Directions for this task :: Type out all the records word for word. Any pictures are to be left out.

Stored data

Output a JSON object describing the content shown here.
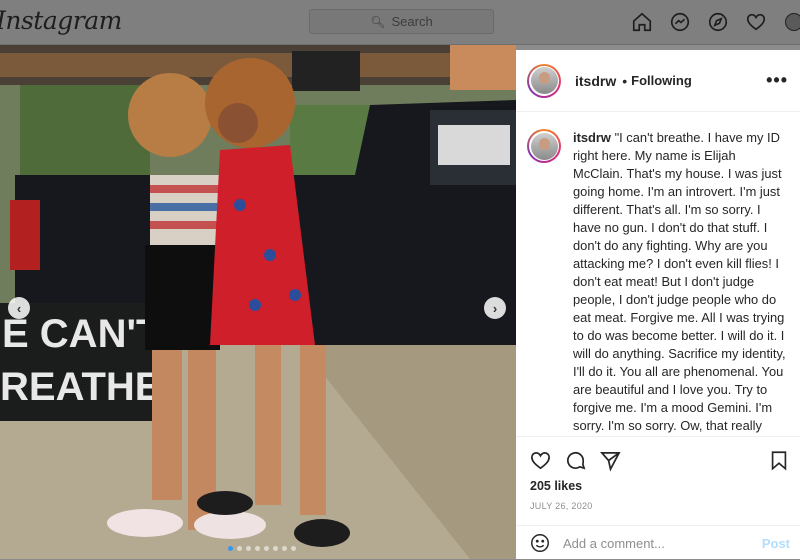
{
  "nav": {
    "logo": "Instagram",
    "search_placeholder": "Search",
    "icons": [
      "home-icon",
      "messenger-icon",
      "explore-icon",
      "heart-icon",
      "profile-avatar"
    ]
  },
  "photo": {
    "sign_line1": "E CAN'T",
    "sign_line2": "REATHE",
    "carousel_count": 8,
    "carousel_active": 0
  },
  "post": {
    "username": "itsdrw",
    "separator": "•",
    "follow_status": "Following",
    "more": "•••",
    "caption_user": "itsdrw",
    "caption_text": "\"I can't breathe. I have my ID right here. My name is Elijah McClain. That's my house. I was just going home. I'm an introvert. I'm just different. That's all. I'm so sorry. I have no gun. I don't do that stuff. I don't do any fighting. Why are you attacking me? I don't even kill flies! I don't eat meat! But I don't judge people, I don't judge people who do eat meat. Forgive me. All I was trying to do was become better. I will do it. I will do anything. Sacrifice my identity, I'll do it. You all are phenomenal. You are beautiful and I love you. Try to forgive me. I'm a mood Gemini. I'm sorry. I'm so sorry. Ow, that really hurt. You are all very strong. Teamwork makes the dream work. Oh, I'm sorry I wasn't trying to do that. I just can't breathe",
    "likes": "205 likes",
    "date": "JULY 26, 2020",
    "comment_placeholder": "Add a comment...",
    "post_label": "Post"
  },
  "colors": {
    "post_button": "#b2dffc",
    "carousel_active": "#3797f0"
  }
}
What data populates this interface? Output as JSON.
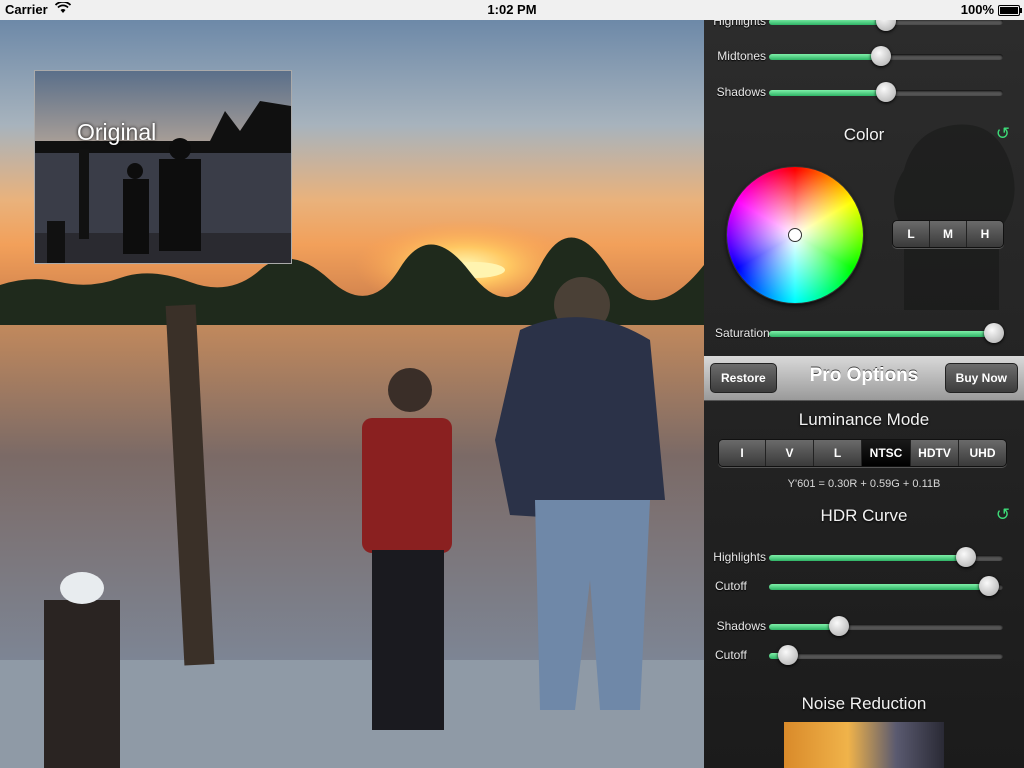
{
  "status_bar": {
    "carrier": "Carrier",
    "time": "1:02 PM",
    "battery": "100%"
  },
  "thumbnail": {
    "label": "Original"
  },
  "panel": {
    "tone_sliders": [
      {
        "label": "Highlights",
        "value": 0.5
      },
      {
        "label": "Midtones",
        "value": 0.48
      },
      {
        "label": "Shadows",
        "value": 0.5
      }
    ],
    "color": {
      "title": "Color",
      "lmh": [
        "L",
        "M",
        "H"
      ]
    },
    "saturation": {
      "label": "Saturation",
      "value": 0.96
    },
    "pro_options": {
      "title": "Pro Options",
      "restore": "Restore",
      "buy_now": "Buy Now"
    },
    "luminance_mode": {
      "title": "Luminance Mode",
      "options": [
        "I",
        "V",
        "L",
        "NTSC",
        "HDTV",
        "UHD"
      ],
      "selected": "NTSC",
      "formula": "Y'601 = 0.30R + 0.59G + 0.11B"
    },
    "hdr_curve": {
      "title": "HDR Curve",
      "sliders": [
        {
          "label": "Highlights",
          "value": 0.84
        },
        {
          "label": "Cutoff",
          "value": 0.94
        },
        {
          "label": "Shadows",
          "value": 0.3
        },
        {
          "label": "Cutoff",
          "value": 0.08
        }
      ]
    },
    "noise_reduction": {
      "title": "Noise Reduction"
    }
  },
  "colors": {
    "accent_green": "#3ddc78",
    "panel_bg": "#242424"
  }
}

Finished exercise ::
Output a JSON object describing the content shown here.
{
  "nav": {
    "logo": "Instagram",
    "search_placeholder": "Search",
    "icons": [
      "home-icon",
      "messenger-icon",
      "explore-icon",
      "heart-icon",
      "profile-avatar"
    ]
  },
  "photo": {
    "sign_line1": "E CAN'T",
    "sign_line2": "REATHE",
    "carousel_count": 8,
    "carousel_active": 0
  },
  "post": {
    "username": "itsdrw",
    "separator": "•",
    "follow_status": "Following",
    "more": "•••",
    "caption_user": "itsdrw",
    "caption_text": "\"I can't breathe. I have my ID right here. My name is Elijah McClain. That's my house. I was just going home. I'm an introvert. I'm just different. That's all. I'm so sorry. I have no gun. I don't do that stuff. I don't do any fighting. Why are you attacking me? I don't even kill flies! I don't eat meat! But I don't judge people, I don't judge people who do eat meat. Forgive me. All I was trying to do was become better. I will do it. I will do anything. Sacrifice my identity, I'll do it. You all are phenomenal. You are beautiful and I love you. Try to forgive me. I'm a mood Gemini. I'm sorry. I'm so sorry. Ow, that really hurt. You are all very strong. Teamwork makes the dream work. Oh, I'm sorry I wasn't trying to do that. I just can't breathe",
    "likes": "205 likes",
    "date": "JULY 26, 2020",
    "comment_placeholder": "Add a comment...",
    "post_label": "Post"
  },
  "colors": {
    "post_button": "#b2dffc",
    "carousel_active": "#3797f0"
  }
}
What data populates this interface? Output as JSON.
{
  "status_bar": {
    "carrier": "Carrier",
    "time": "1:02 PM",
    "battery": "100%"
  },
  "thumbnail": {
    "label": "Original"
  },
  "panel": {
    "tone_sliders": [
      {
        "label": "Highlights",
        "value": 0.5
      },
      {
        "label": "Midtones",
        "value": 0.48
      },
      {
        "label": "Shadows",
        "value": 0.5
      }
    ],
    "color": {
      "title": "Color",
      "lmh": [
        "L",
        "M",
        "H"
      ]
    },
    "saturation": {
      "label": "Saturation",
      "value": 0.96
    },
    "pro_options": {
      "title": "Pro Options",
      "restore": "Restore",
      "buy_now": "Buy Now"
    },
    "luminance_mode": {
      "title": "Luminance Mode",
      "options": [
        "I",
        "V",
        "L",
        "NTSC",
        "HDTV",
        "UHD"
      ],
      "selected": "NTSC",
      "formula": "Y'601 = 0.30R + 0.59G + 0.11B"
    },
    "hdr_curve": {
      "title": "HDR Curve",
      "sliders": [
        {
          "label": "Highlights",
          "value": 0.84
        },
        {
          "label": "Cutoff",
          "value": 0.94
        },
        {
          "label": "Shadows",
          "value": 0.3
        },
        {
          "label": "Cutoff",
          "value": 0.08
        }
      ]
    },
    "noise_reduction": {
      "title": "Noise Reduction"
    }
  },
  "colors": {
    "accent_green": "#3ddc78",
    "panel_bg": "#242424"
  }
}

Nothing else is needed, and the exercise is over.